↓↓↓

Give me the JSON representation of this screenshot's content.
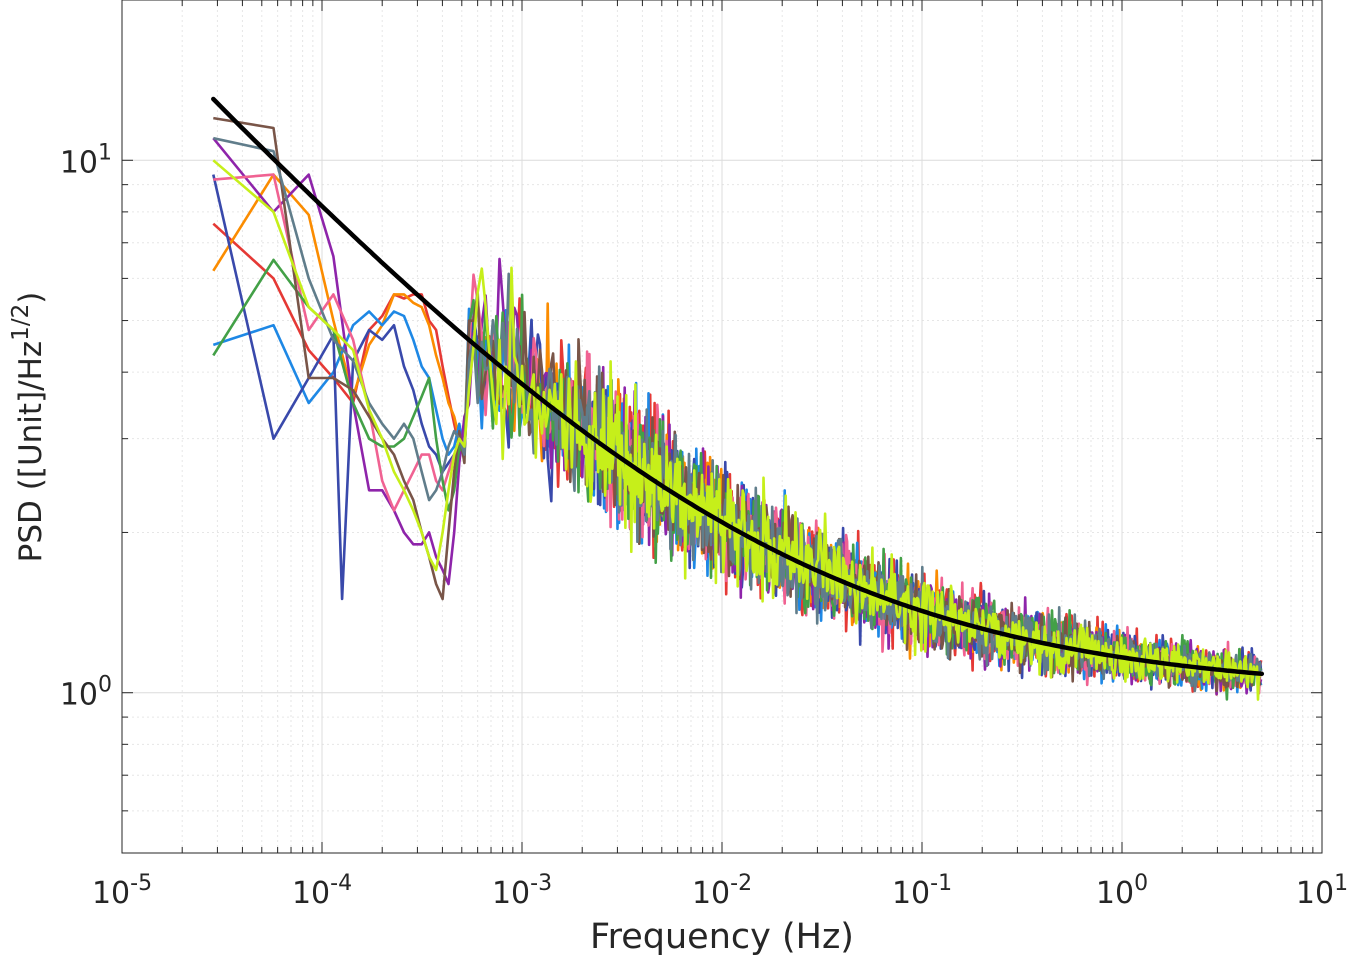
{
  "chart_data": {
    "type": "line",
    "title": "",
    "xlabel": "Frequency (Hz)",
    "ylabel": {
      "base": "PSD ([Unit]/Hz",
      "superscript": "1/2",
      "close": ")"
    },
    "xscale": "log",
    "yscale": "log",
    "xlim": [
      1e-05,
      10
    ],
    "ylim": [
      0.5,
      20
    ],
    "grid": true,
    "minor_grid": true,
    "legend": "none",
    "x_ticks": [
      {
        "value": 1e-05,
        "base": "10",
        "exp": "-5"
      },
      {
        "value": 0.0001,
        "base": "10",
        "exp": "-4"
      },
      {
        "value": 0.001,
        "base": "10",
        "exp": "-3"
      },
      {
        "value": 0.01,
        "base": "10",
        "exp": "-2"
      },
      {
        "value": 0.1,
        "base": "10",
        "exp": "-1"
      },
      {
        "value": 1,
        "base": "10",
        "exp": "0"
      },
      {
        "value": 10,
        "base": "10",
        "exp": "1"
      }
    ],
    "y_ticks": [
      {
        "value": 1,
        "base": "10",
        "exp": "0"
      },
      {
        "value": 10,
        "base": "10",
        "exp": "1"
      }
    ],
    "series_style": {
      "line_width": "thin",
      "fit_line_width": "thick"
    },
    "noise_series": [
      {
        "color": "#e53935",
        "low_freq": [
          [
            2.86e-05,
            7.6
          ],
          [
            5.72e-05,
            6.0
          ],
          [
            8.58e-05,
            4.4
          ],
          [
            0.000114,
            3.9
          ],
          [
            0.000143,
            3.5
          ],
          [
            0.000172,
            4.8
          ],
          [
            0.0002,
            5.1
          ],
          [
            0.000229,
            5.6
          ],
          [
            0.000257,
            5.5
          ],
          [
            0.000286,
            5.6
          ],
          [
            0.000315,
            5.6
          ],
          [
            0.000343,
            5.0
          ],
          [
            0.000372,
            4.8
          ],
          [
            0.000401,
            4.1
          ],
          [
            0.000429,
            3.6
          ],
          [
            0.000458,
            3.2
          ],
          [
            0.000486,
            2.9
          ],
          [
            0.000515,
            2.8
          ]
        ],
        "seed": 11
      },
      {
        "color": "#fb8c00",
        "low_freq": [
          [
            2.86e-05,
            6.2
          ],
          [
            5.72e-05,
            9.4
          ],
          [
            8.58e-05,
            7.9
          ],
          [
            0.000114,
            5.0
          ],
          [
            0.000143,
            3.6
          ],
          [
            0.000172,
            4.5
          ],
          [
            0.0002,
            4.9
          ],
          [
            0.000229,
            5.6
          ],
          [
            0.000257,
            5.6
          ],
          [
            0.000286,
            5.4
          ],
          [
            0.000315,
            5.3
          ],
          [
            0.000343,
            4.9
          ],
          [
            0.000372,
            4.3
          ],
          [
            0.000401,
            3.9
          ],
          [
            0.000429,
            3.5
          ],
          [
            0.000458,
            3.3
          ],
          [
            0.000486,
            3.0
          ],
          [
            0.000515,
            2.9
          ]
        ],
        "seed": 12
      },
      {
        "color": "#1e88e5",
        "low_freq": [
          [
            2.86e-05,
            4.5
          ],
          [
            5.72e-05,
            4.9
          ],
          [
            8.58e-05,
            3.5
          ],
          [
            0.000114,
            4.0
          ],
          [
            0.000143,
            4.9
          ],
          [
            0.000172,
            5.2
          ],
          [
            0.0002,
            4.9
          ],
          [
            0.000229,
            5.2
          ],
          [
            0.000257,
            5.1
          ],
          [
            0.000286,
            4.6
          ],
          [
            0.000315,
            4.1
          ],
          [
            0.000343,
            3.9
          ],
          [
            0.000372,
            3.4
          ],
          [
            0.000401,
            3.0
          ],
          [
            0.000429,
            2.8
          ],
          [
            0.000458,
            2.9
          ],
          [
            0.000486,
            3.2
          ],
          [
            0.000515,
            2.8
          ]
        ],
        "seed": 13
      },
      {
        "color": "#3949ab",
        "low_freq": [
          [
            2.86e-05,
            9.4
          ],
          [
            5.72e-05,
            3.0
          ],
          [
            8.58e-05,
            3.9
          ],
          [
            0.000114,
            4.7
          ],
          [
            0.000126,
            1.5
          ],
          [
            0.000143,
            4.2
          ],
          [
            0.000172,
            4.8
          ],
          [
            0.0002,
            4.6
          ],
          [
            0.000229,
            4.9
          ],
          [
            0.000257,
            4.1
          ],
          [
            0.000286,
            3.7
          ],
          [
            0.000315,
            3.2
          ],
          [
            0.000343,
            2.9
          ],
          [
            0.000372,
            2.8
          ],
          [
            0.000401,
            2.6
          ],
          [
            0.000429,
            2.7
          ],
          [
            0.000458,
            2.8
          ],
          [
            0.000486,
            2.9
          ],
          [
            0.000515,
            2.8
          ]
        ],
        "seed": 14
      },
      {
        "color": "#8e24aa",
        "low_freq": [
          [
            2.86e-05,
            11.0
          ],
          [
            5.72e-05,
            8.0
          ],
          [
            8.58e-05,
            9.4
          ],
          [
            0.000114,
            6.6
          ],
          [
            0.000143,
            3.5
          ],
          [
            0.000172,
            2.4
          ],
          [
            0.0002,
            2.4
          ],
          [
            0.000229,
            2.2
          ],
          [
            0.000257,
            2.0
          ],
          [
            0.000286,
            1.9
          ],
          [
            0.000315,
            1.9
          ],
          [
            0.000343,
            2.0
          ],
          [
            0.000372,
            1.8
          ],
          [
            0.000401,
            1.7
          ],
          [
            0.000429,
            1.6
          ],
          [
            0.000458,
            2.0
          ],
          [
            0.000486,
            2.7
          ],
          [
            0.000515,
            3.3
          ]
        ],
        "seed": 15
      },
      {
        "color": "#f06292",
        "low_freq": [
          [
            2.86e-05,
            9.2
          ],
          [
            5.72e-05,
            9.4
          ],
          [
            8.58e-05,
            4.8
          ],
          [
            0.000114,
            5.6
          ],
          [
            0.000143,
            4.6
          ],
          [
            0.000172,
            3.4
          ],
          [
            0.0002,
            2.5
          ],
          [
            0.000229,
            2.2
          ],
          [
            0.000257,
            2.4
          ],
          [
            0.000286,
            2.6
          ],
          [
            0.000315,
            2.8
          ],
          [
            0.000343,
            2.8
          ],
          [
            0.000372,
            2.5
          ],
          [
            0.000401,
            2.4
          ],
          [
            0.000429,
            2.6
          ],
          [
            0.000458,
            2.8
          ],
          [
            0.000486,
            3.0
          ],
          [
            0.000515,
            2.9
          ]
        ],
        "seed": 16
      },
      {
        "color": "#43a047",
        "low_freq": [
          [
            2.86e-05,
            4.3
          ],
          [
            5.72e-05,
            6.5
          ],
          [
            8.58e-05,
            5.3
          ],
          [
            0.000114,
            4.8
          ],
          [
            0.000143,
            3.5
          ],
          [
            0.000172,
            3.0
          ],
          [
            0.0002,
            2.9
          ],
          [
            0.000229,
            2.9
          ],
          [
            0.000257,
            3.0
          ],
          [
            0.000286,
            3.3
          ],
          [
            0.000315,
            3.6
          ],
          [
            0.000343,
            3.9
          ],
          [
            0.000372,
            3.0
          ],
          [
            0.000401,
            2.5
          ],
          [
            0.000429,
            2.2
          ],
          [
            0.000458,
            2.4
          ],
          [
            0.000486,
            2.9
          ],
          [
            0.000515,
            2.8
          ]
        ],
        "seed": 17
      },
      {
        "color": "#795548",
        "low_freq": [
          [
            2.86e-05,
            12.0
          ],
          [
            5.72e-05,
            11.5
          ],
          [
            8.58e-05,
            3.9
          ],
          [
            0.000114,
            3.9
          ],
          [
            0.000143,
            3.7
          ],
          [
            0.000172,
            3.3
          ],
          [
            0.0002,
            3.0
          ],
          [
            0.000229,
            2.8
          ],
          [
            0.000257,
            2.5
          ],
          [
            0.000286,
            2.3
          ],
          [
            0.000315,
            2.0
          ],
          [
            0.000343,
            1.8
          ],
          [
            0.000372,
            1.6
          ],
          [
            0.000401,
            1.5
          ],
          [
            0.000429,
            2.0
          ],
          [
            0.000458,
            2.6
          ],
          [
            0.000486,
            3.1
          ],
          [
            0.000515,
            2.7
          ]
        ],
        "seed": 18
      },
      {
        "color": "#607d8b",
        "low_freq": [
          [
            2.86e-05,
            11.0
          ],
          [
            5.72e-05,
            10.4
          ],
          [
            8.58e-05,
            6.0
          ],
          [
            0.000114,
            4.6
          ],
          [
            0.000143,
            4.2
          ],
          [
            0.000172,
            3.5
          ],
          [
            0.0002,
            3.2
          ],
          [
            0.000229,
            3.0
          ],
          [
            0.000257,
            3.2
          ],
          [
            0.000286,
            3.0
          ],
          [
            0.000315,
            2.6
          ],
          [
            0.000343,
            2.3
          ],
          [
            0.000372,
            2.4
          ],
          [
            0.000401,
            2.6
          ],
          [
            0.000429,
            2.9
          ],
          [
            0.000458,
            3.1
          ],
          [
            0.000486,
            3.0
          ],
          [
            0.000515,
            2.8
          ]
        ],
        "seed": 19
      },
      {
        "color": "#c6ef1a",
        "low_freq": [
          [
            2.86e-05,
            10.0
          ],
          [
            5.72e-05,
            8.0
          ],
          [
            8.58e-05,
            5.3
          ],
          [
            0.000114,
            4.8
          ],
          [
            0.000143,
            4.4
          ],
          [
            0.000172,
            3.4
          ],
          [
            0.0002,
            3.0
          ],
          [
            0.000229,
            2.6
          ],
          [
            0.000257,
            2.4
          ],
          [
            0.000286,
            2.2
          ],
          [
            0.000315,
            2.0
          ],
          [
            0.000343,
            1.8
          ],
          [
            0.000372,
            1.7
          ],
          [
            0.000401,
            2.0
          ],
          [
            0.000429,
            2.4
          ],
          [
            0.000458,
            2.8
          ],
          [
            0.000486,
            3.0
          ],
          [
            0.000515,
            2.9
          ]
        ],
        "seed": 20
      }
    ],
    "fit_curve": {
      "color": "#000000",
      "model": "1 + 0.165 * f^-0.41",
      "x_range": [
        2.86e-05,
        5
      ]
    }
  }
}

↑↑↑

Work to be completed >> Pull out all lines from the listing that contain the string "seed".

Output for this exercise >>
        "seed": 11
        "seed": 12
        "seed": 13
        "seed": 14
        "seed": 15
        "seed": 16
        "seed": 17
        "seed": 18
        "seed": 19
        "seed": 20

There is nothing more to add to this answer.